■ What you have to do
Quote, word for word, every line starting at the line that contains "Read the values" and ending with the last line of the records; include both of these lines and no others.

■ Exercise material
Begin

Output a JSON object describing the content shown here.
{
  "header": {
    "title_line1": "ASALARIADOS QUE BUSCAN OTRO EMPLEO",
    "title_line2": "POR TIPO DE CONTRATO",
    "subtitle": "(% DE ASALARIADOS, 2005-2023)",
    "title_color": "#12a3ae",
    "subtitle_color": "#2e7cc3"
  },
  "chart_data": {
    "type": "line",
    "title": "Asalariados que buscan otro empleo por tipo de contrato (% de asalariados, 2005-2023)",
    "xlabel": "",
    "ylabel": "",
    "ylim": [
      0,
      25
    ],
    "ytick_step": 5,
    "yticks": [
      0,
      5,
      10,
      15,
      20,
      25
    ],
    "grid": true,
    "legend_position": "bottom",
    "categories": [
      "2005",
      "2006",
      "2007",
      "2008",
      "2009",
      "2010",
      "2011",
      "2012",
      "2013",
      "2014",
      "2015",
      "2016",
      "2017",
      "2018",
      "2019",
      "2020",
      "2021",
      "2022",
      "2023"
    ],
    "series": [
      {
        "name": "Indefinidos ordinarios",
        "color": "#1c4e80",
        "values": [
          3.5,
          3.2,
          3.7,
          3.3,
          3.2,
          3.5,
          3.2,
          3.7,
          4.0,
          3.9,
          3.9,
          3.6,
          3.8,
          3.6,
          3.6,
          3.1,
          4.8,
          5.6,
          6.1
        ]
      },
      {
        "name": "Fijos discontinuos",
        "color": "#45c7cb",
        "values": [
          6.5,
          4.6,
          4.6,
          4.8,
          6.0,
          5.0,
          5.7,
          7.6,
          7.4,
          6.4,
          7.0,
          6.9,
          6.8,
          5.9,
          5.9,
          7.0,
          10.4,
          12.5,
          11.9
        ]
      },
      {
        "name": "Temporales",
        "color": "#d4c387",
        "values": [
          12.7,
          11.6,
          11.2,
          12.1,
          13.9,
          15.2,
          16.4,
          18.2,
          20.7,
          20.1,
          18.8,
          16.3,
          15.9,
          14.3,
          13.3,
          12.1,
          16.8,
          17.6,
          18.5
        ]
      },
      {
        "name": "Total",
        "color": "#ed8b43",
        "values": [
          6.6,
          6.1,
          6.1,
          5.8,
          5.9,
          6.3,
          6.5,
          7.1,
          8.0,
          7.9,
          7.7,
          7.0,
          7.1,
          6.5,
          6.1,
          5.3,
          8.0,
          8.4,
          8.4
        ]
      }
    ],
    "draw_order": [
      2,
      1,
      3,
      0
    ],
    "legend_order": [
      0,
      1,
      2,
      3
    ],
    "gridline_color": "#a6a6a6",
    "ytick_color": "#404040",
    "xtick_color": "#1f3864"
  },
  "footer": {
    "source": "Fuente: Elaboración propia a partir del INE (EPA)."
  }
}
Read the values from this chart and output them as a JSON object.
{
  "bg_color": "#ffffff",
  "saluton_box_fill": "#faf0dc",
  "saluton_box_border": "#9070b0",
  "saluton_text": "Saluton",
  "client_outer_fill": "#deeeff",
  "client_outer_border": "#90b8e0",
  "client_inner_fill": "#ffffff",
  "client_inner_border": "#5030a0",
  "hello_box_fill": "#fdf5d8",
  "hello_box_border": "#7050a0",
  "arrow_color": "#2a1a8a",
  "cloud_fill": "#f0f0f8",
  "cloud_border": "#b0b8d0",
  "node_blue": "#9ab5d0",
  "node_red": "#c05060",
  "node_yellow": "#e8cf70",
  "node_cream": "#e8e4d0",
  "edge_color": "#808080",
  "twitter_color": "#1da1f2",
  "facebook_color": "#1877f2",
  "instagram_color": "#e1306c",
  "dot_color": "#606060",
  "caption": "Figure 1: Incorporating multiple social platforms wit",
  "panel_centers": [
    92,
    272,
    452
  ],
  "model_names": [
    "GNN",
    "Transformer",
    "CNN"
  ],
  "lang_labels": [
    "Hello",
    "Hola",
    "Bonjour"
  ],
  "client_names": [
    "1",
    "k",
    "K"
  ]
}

End

■ Correct response
Read the values from this chart and output them as a JSON object.
{
  "bg_color": "#ffffff",
  "saluton_box_fill": "#faf0dc",
  "saluton_box_border": "#9070b0",
  "saluton_text": "Saluton",
  "client_outer_fill": "#deeeff",
  "client_outer_border": "#90b8e0",
  "client_inner_fill": "#ffffff",
  "client_inner_border": "#5030a0",
  "hello_box_fill": "#fdf5d8",
  "hello_box_border": "#7050a0",
  "arrow_color": "#2a1a8a",
  "cloud_fill": "#f0f0f8",
  "cloud_border": "#b0b8d0",
  "node_blue": "#9ab5d0",
  "node_red": "#c05060",
  "node_yellow": "#e8cf70",
  "node_cream": "#e8e4d0",
  "edge_color": "#808080",
  "twitter_color": "#1da1f2",
  "facebook_color": "#1877f2",
  "instagram_color": "#e1306c",
  "dot_color": "#606060",
  "caption": "Figure 1: Incorporating multiple social platforms wit",
  "panel_centers": [
    92,
    272,
    452
  ],
  "model_names": [
    "GNN",
    "Transformer",
    "CNN"
  ],
  "lang_labels": [
    "Hello",
    "Hola",
    "Bonjour"
  ],
  "client_names": [
    "1",
    "k",
    "K"
  ]
}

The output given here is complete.